== DO THIS ==
Reproduce each line that includes the word "they".

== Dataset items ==
_____

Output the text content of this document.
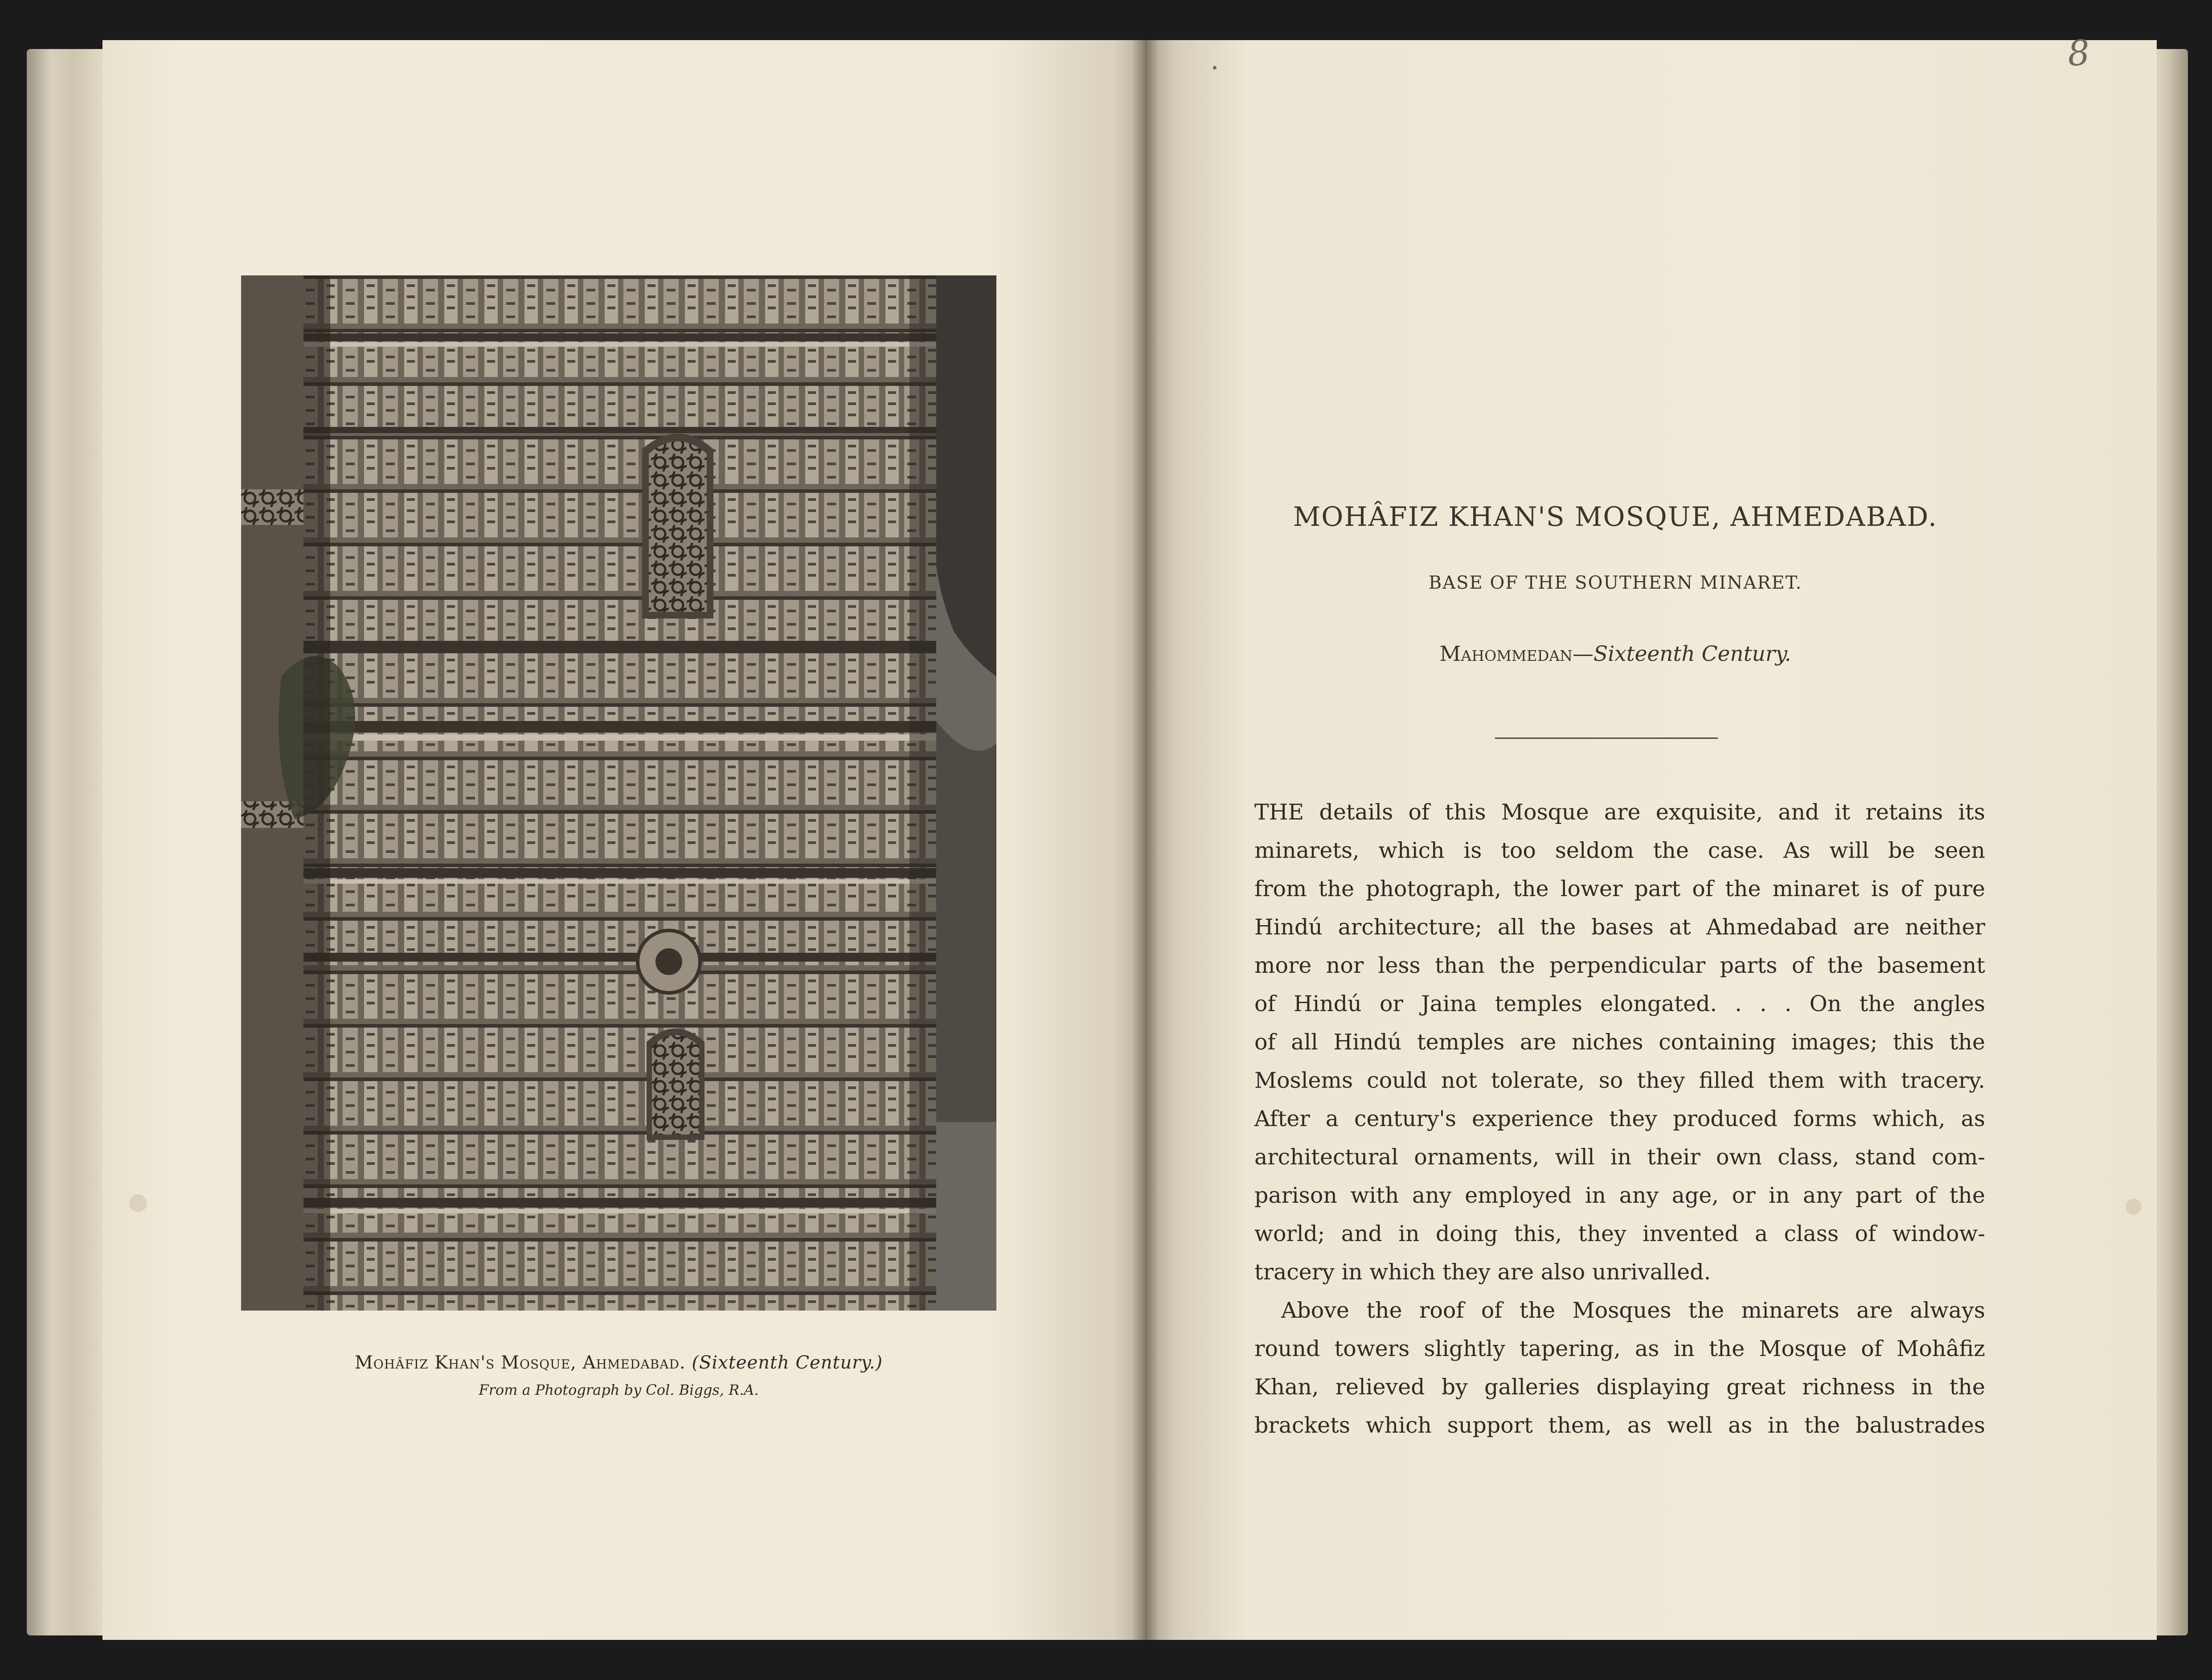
Mohâfiz Khan's Mosque, Ahmedabad. (Sixteenth Century.)
From a Photograph by Col. Biggs, R.A.
8
MOHÂFIZ KHAN'S MOSQUE, AHMEDABAD.
BASE OF THE SOUTHERN MINARET.
Mahommedan—Sixteenth Century.
THE details of this Mosque are exquisite, and it retains its
minarets, which is too seldom the case. As will be seen
from the photograph, the lower part of the minaret is of pure
Hindú architecture; all the bases at Ahmedabad are neither
more nor less than the perpendicular parts of the basement
of Hindú or Jaina temples elongated. . . . On the angles
of all Hindú temples are niches containing images; this the
Moslems could not tolerate, so they filled them with tracery.
After a century's experience they produced forms which, as
architectural ornaments, will in their own class, stand com-
parison with any employed in any age, or in any part of the
world; and in doing this, they invented a class of window-
tracery in which they are also unrivalled.
Above the roof of the Mosques the minarets are always
round towers slightly tapering, as in the Mosque of Mohâfiz
Khan, relieved by galleries displaying great richness in the
brackets which support them, as well as in the balustrades
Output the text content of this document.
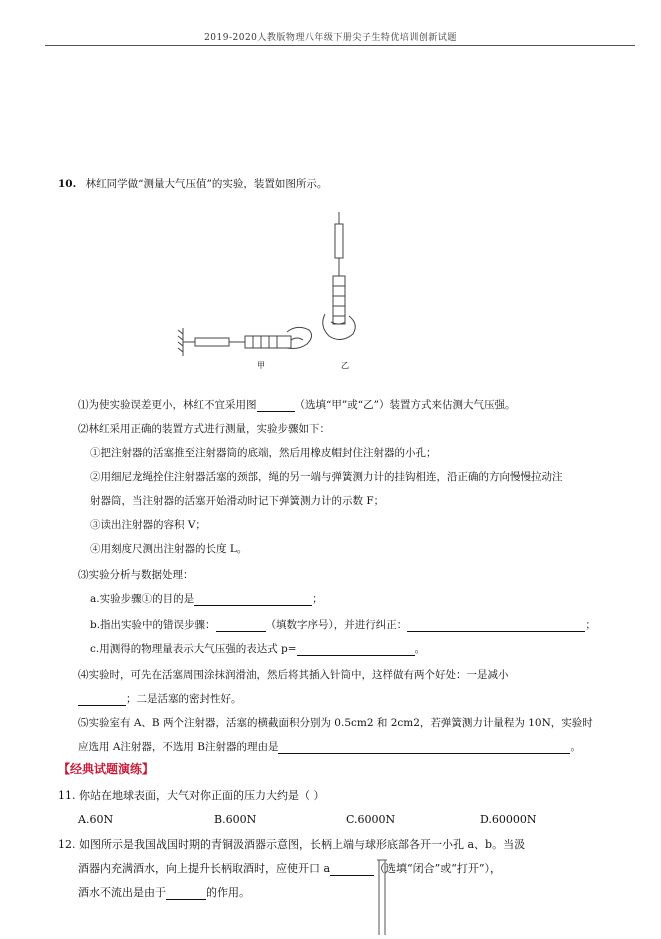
2019-2020人教版物理八年级下册尖子生特优培训创新试题
10. 林红同学做“测量大气压值”的实验，装置如图所示。
甲	乙
⑴为使实验误差更小，林红不宜采用图	（选填“甲”或“乙”）装置方式来估测大气压强。
⑵林红采用正确的装置方式进行测量，实验步骤如下：
①把注射器的活塞推至注射器筒的底端，然后用橡皮帽封住注射器的小孔；
②用细尼龙绳拴住注射器活塞的颈部，绳的另一端与弹簧测力计的挂钩相连，沿正确的方向慢慢拉动注
射器筒，当注射器的活塞开始滑动时记下弹簧测力计的示数 F；
③读出注射器的容积 V；
④用刻度尺测出注射器的长度 L。
⑶实验分析与数据处理：
a.实验步骤①的目的是	；
b.指出实验中的错误步骤：	（填数字序号），并进行纠正：	；
c.用测得的物理量表示大气压强的表达式 p=	。
⑷实验时，可先在活塞周围涂抹润滑油，然后将其插入针筒中，这样做有两个好处：一是减小
；二是活塞的密封性好。
⑸实验室有 A、B 两个注射器，活塞的横截面积分别为 0.5cm2 和 2cm2，若弹簧测力计量程为 10N，实验时
应选用 A注射器，不选用 B注射器的理由是	。
【经典试题演练】
11. 你站在地球表面，大气对你正面的压力大约是（ ）
A.60N	B.600N	C.6000N	D.60000N
12. 如图所示是我国战国时期的青铜汲酒器示意图，长柄上端与球形底部各开一小孔 a、b。当汲
酒器内充满酒水，向上提升长柄取酒时，应使开口 a	（选填“闭合”或“打开”），
酒水不流出是由于	的作用。
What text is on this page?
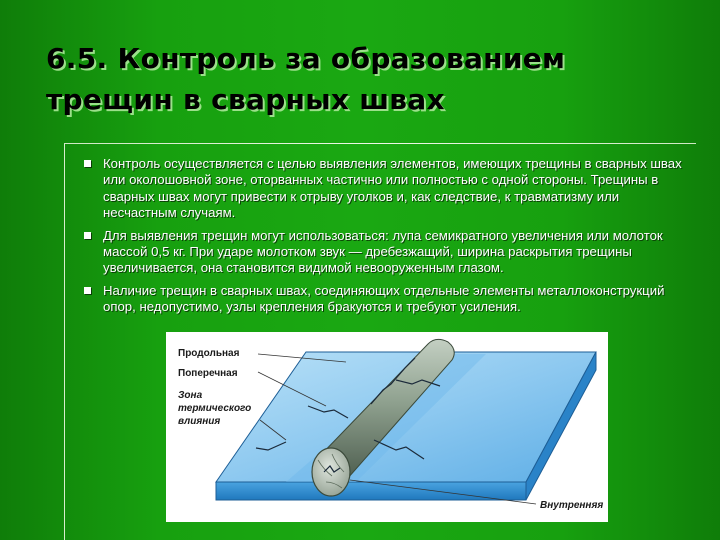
6.5. Контроль за образованием трещин в сварных швах
Контроль осуществляется с целью выявления элементов, имеющих трещины в сварных швах или околошовной зоне, оторванных частично или полностью с одной стороны. Трещины в сварных швах могут привести к отрыву уголков и, как следствие, к травматизму или несчастным случаям.
Для выявления трещин могут использоваться: лупа семикратного увеличения или молоток массой 0,5 кг. При ударе молотком звук — дребезжащий, ширина раскрытия трещины увеличивается, она становится видимой невооруженным глазом.
Наличие трещин в сварных швах, соединяющих отдельные элементы металлоконструкций опор, недопустимо, узлы крепления бракуются и требуют усиления.
Продольная
Поперечная
Зона
термического
влияния
Внутренняя
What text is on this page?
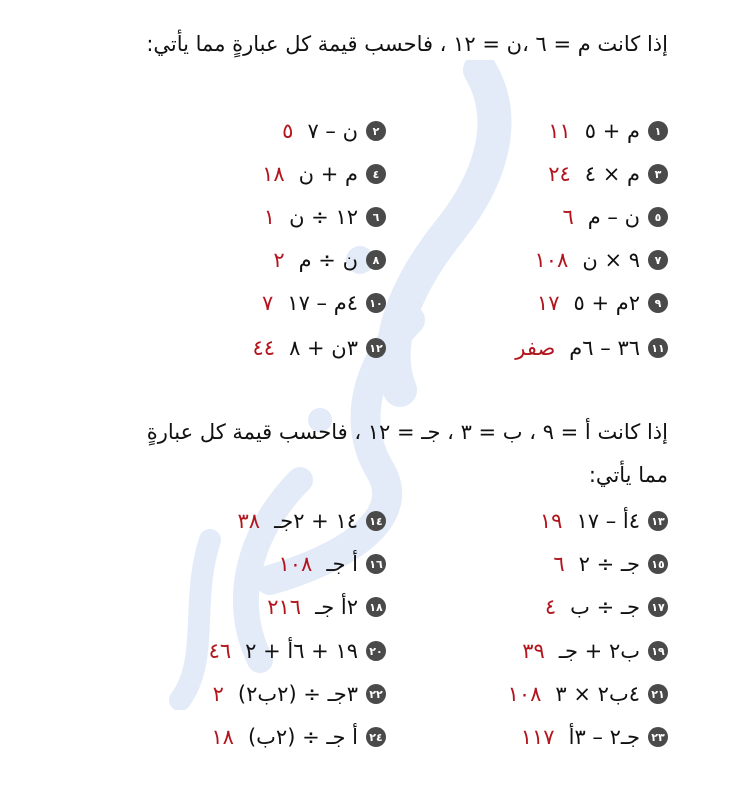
إذا كانت م = ٦ ،ن = ١٢ ، فاحسب قيمة كل عبارةٍ مما يأتي:
١
م + ٥
١١
٢
ن – ٧
٥
٣
م × ٤
٢٤
٤
م + ن
١٨
٥
ن – م
٦
٦
١٢ ÷ ن
١
٧
٩ × ن
١٠٨
٨
ن ÷ م
٢
٩
٢م + ٥
١٧
١٠
٤م – ١٧
٧
١١
٣٦ – ٦م
صفر
١٢
٣ن + ٨
٤٤
إذا كانت أ = ٩ ، ب = ٣ ، جـ = ١٢ ، فاحسب قيمة كل عبارةٍ
مما يأتي:
١٣
٤أ – ١٧
١٩
١٤
١٤ + ٢جـ
٣٨
١٥
جـ ÷ ٢
٦
١٦
أ جـ
١٠٨
١٧
جـ ÷ ب
٤
١٨
٢أ جـ
٢١٦
١٩
ب٢ + جـ
٣٩
٢٠
١٩ + ٦أ + ٢
٤٦
٢١
٤ب٢ × ٣
١٠٨
٢٢
٣جـ ÷ (٢ب٢)
٢
٢٣
جـ٢ – ٣أ
١١٧
٢٤
أ جـ ÷ (٢ب)
١٨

_____

== REPLY ==
Moslems could not tolerate, so they filled them with tracery.
After a century's experience they produced forms which, as
world; and in doing this, they invented a class of window-
tracery in which they are also unrivalled.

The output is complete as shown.